== Material supplied ==
* * * * * * *

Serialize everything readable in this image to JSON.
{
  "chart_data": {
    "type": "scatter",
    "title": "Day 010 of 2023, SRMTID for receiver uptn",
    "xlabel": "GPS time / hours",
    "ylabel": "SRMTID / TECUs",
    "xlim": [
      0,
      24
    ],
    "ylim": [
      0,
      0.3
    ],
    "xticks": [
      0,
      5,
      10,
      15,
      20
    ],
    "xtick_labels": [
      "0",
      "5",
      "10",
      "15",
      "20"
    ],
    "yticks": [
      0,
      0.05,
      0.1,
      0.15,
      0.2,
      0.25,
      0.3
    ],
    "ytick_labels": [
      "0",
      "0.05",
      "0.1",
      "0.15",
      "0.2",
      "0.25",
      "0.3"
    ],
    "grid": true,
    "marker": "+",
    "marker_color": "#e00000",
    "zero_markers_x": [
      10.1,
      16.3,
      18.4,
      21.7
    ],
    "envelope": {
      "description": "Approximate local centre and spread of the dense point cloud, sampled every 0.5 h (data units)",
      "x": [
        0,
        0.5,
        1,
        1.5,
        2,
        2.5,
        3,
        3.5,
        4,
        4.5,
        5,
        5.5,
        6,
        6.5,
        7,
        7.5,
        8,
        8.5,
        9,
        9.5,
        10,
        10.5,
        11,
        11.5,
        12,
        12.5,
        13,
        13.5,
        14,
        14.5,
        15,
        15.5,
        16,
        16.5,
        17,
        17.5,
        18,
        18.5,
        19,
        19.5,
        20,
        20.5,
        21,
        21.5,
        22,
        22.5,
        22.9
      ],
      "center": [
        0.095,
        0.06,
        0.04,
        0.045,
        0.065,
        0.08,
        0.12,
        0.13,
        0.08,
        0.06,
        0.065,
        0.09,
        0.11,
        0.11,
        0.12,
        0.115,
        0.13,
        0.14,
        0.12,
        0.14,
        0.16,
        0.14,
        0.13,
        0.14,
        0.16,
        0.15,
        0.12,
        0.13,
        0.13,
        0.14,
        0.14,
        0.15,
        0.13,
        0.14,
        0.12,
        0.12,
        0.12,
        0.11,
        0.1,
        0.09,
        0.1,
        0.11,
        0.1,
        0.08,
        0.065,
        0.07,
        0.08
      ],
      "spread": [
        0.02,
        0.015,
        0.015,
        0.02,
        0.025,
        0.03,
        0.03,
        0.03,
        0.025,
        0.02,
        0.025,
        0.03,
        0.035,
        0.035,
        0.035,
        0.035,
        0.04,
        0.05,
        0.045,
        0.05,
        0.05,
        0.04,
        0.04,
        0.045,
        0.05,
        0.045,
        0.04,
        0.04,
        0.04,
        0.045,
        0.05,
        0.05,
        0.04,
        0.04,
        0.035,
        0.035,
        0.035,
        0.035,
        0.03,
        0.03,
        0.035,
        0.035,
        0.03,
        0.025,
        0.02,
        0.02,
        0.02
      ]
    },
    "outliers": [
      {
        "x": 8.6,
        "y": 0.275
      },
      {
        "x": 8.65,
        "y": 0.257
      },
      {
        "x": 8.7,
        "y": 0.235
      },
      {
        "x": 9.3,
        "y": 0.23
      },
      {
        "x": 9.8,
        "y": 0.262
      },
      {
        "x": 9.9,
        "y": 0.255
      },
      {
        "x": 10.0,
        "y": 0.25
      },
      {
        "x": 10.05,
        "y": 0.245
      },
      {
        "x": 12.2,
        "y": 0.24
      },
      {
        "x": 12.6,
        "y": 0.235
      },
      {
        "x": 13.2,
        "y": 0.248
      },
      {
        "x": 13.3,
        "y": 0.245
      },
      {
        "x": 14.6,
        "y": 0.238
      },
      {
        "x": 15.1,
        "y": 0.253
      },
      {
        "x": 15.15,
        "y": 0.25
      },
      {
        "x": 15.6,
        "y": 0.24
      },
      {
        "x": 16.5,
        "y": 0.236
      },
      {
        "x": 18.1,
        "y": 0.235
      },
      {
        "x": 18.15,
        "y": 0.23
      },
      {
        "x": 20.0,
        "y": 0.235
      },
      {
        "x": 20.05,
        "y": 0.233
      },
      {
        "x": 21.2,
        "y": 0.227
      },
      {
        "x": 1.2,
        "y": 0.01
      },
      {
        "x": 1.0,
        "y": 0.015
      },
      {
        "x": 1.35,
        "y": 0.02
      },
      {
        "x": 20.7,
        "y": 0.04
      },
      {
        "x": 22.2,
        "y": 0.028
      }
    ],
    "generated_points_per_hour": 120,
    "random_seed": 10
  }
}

* * * * * * *

== To do ==
Every entry must be retyped in full, exactly as given.

== Result below ==
Serialize everything readable in this image to JSON.
{
  "chart_data": {
    "type": "scatter",
    "title": "Day 010 of 2023, SRMTID for receiver uptn",
    "xlabel": "GPS time / hours",
    "ylabel": "SRMTID / TECUs",
    "xlim": [
      0,
      24
    ],
    "ylim": [
      0,
      0.3
    ],
    "xticks": [
      0,
      5,
      10,
      15,
      20
    ],
    "xtick_labels": [
      "0",
      "5",
      "10",
      "15",
      "20"
    ],
    "yticks": [
      0,
      0.05,
      0.1,
      0.15,
      0.2,
      0.25,
      0.3
    ],
    "ytick_labels": [
      "0",
      "0.05",
      "0.1",
      "0.15",
      "0.2",
      "0.25",
      "0.3"
    ],
    "grid": true,
    "marker": "+",
    "marker_color": "#e00000",
    "zero_markers_x": [
      10.1,
      16.3,
      18.4,
      21.7
    ],
    "envelope": {
      "description": "Approximate local centre and spread of the dense point cloud, sampled every 0.5 h (data units)",
      "x": [
        0,
        0.5,
        1,
        1.5,
        2,
        2.5,
        3,
        3.5,
        4,
        4.5,
        5,
        5.5,
        6,
        6.5,
        7,
        7.5,
        8,
        8.5,
        9,
        9.5,
        10,
        10.5,
        11,
        11.5,
        12,
        12.5,
        13,
        13.5,
        14,
        14.5,
        15,
        15.5,
        16,
        16.5,
        17,
        17.5,
        18,
        18.5,
        19,
        19.5,
        20,
        20.5,
        21,
        21.5,
        22,
        22.5,
        22.9
      ],
      "center": [
        0.095,
        0.06,
        0.04,
        0.045,
        0.065,
        0.08,
        0.12,
        0.13,
        0.08,
        0.06,
        0.065,
        0.09,
        0.11,
        0.11,
        0.12,
        0.115,
        0.13,
        0.14,
        0.12,
        0.14,
        0.16,
        0.14,
        0.13,
        0.14,
        0.16,
        0.15,
        0.12,
        0.13,
        0.13,
        0.14,
        0.14,
        0.15,
        0.13,
        0.14,
        0.12,
        0.12,
        0.12,
        0.11,
        0.1,
        0.09,
        0.1,
        0.11,
        0.1,
        0.08,
        0.065,
        0.07,
        0.08
      ],
      "spread": [
        0.02,
        0.015,
        0.015,
        0.02,
        0.025,
        0.03,
        0.03,
        0.03,
        0.025,
        0.02,
        0.025,
        0.03,
        0.035,
        0.035,
        0.035,
        0.035,
        0.04,
        0.05,
        0.045,
        0.05,
        0.05,
        0.04,
        0.04,
        0.045,
        0.05,
        0.045,
        0.04,
        0.04,
        0.04,
        0.045,
        0.05,
        0.05,
        0.04,
        0.04,
        0.035,
        0.035,
        0.035,
        0.035,
        0.03,
        0.03,
        0.035,
        0.035,
        0.03,
        0.025,
        0.02,
        0.02,
        0.02
      ]
    },
    "outliers": [
      {
        "x": 8.6,
        "y": 0.275
      },
      {
        "x": 8.65,
        "y": 0.257
      },
      {
        "x": 8.7,
        "y": 0.235
      },
      {
        "x": 9.3,
        "y": 0.23
      },
      {
        "x": 9.8,
        "y": 0.262
      },
      {
        "x": 9.9,
        "y": 0.255
      },
      {
        "x": 10.0,
        "y": 0.25
      },
      {
        "x": 10.05,
        "y": 0.245
      },
      {
        "x": 12.2,
        "y": 0.24
      },
      {
        "x": 12.6,
        "y": 0.235
      },
      {
        "x": 13.2,
        "y": 0.248
      },
      {
        "x": 13.3,
        "y": 0.245
      },
      {
        "x": 14.6,
        "y": 0.238
      },
      {
        "x": 15.1,
        "y": 0.253
      },
      {
        "x": 15.15,
        "y": 0.25
      },
      {
        "x": 15.6,
        "y": 0.24
      },
      {
        "x": 16.5,
        "y": 0.236
      },
      {
        "x": 18.1,
        "y": 0.235
      },
      {
        "x": 18.15,
        "y": 0.23
      },
      {
        "x": 20.0,
        "y": 0.235
      },
      {
        "x": 20.05,
        "y": 0.233
      },
      {
        "x": 21.2,
        "y": 0.227
      },
      {
        "x": 1.2,
        "y": 0.01
      },
      {
        "x": 1.0,
        "y": 0.015
      },
      {
        "x": 1.35,
        "y": 0.02
      },
      {
        "x": 20.7,
        "y": 0.04
      },
      {
        "x": 22.2,
        "y": 0.028
      }
    ],
    "generated_points_per_hour": 120,
    "random_seed": 10
  }
}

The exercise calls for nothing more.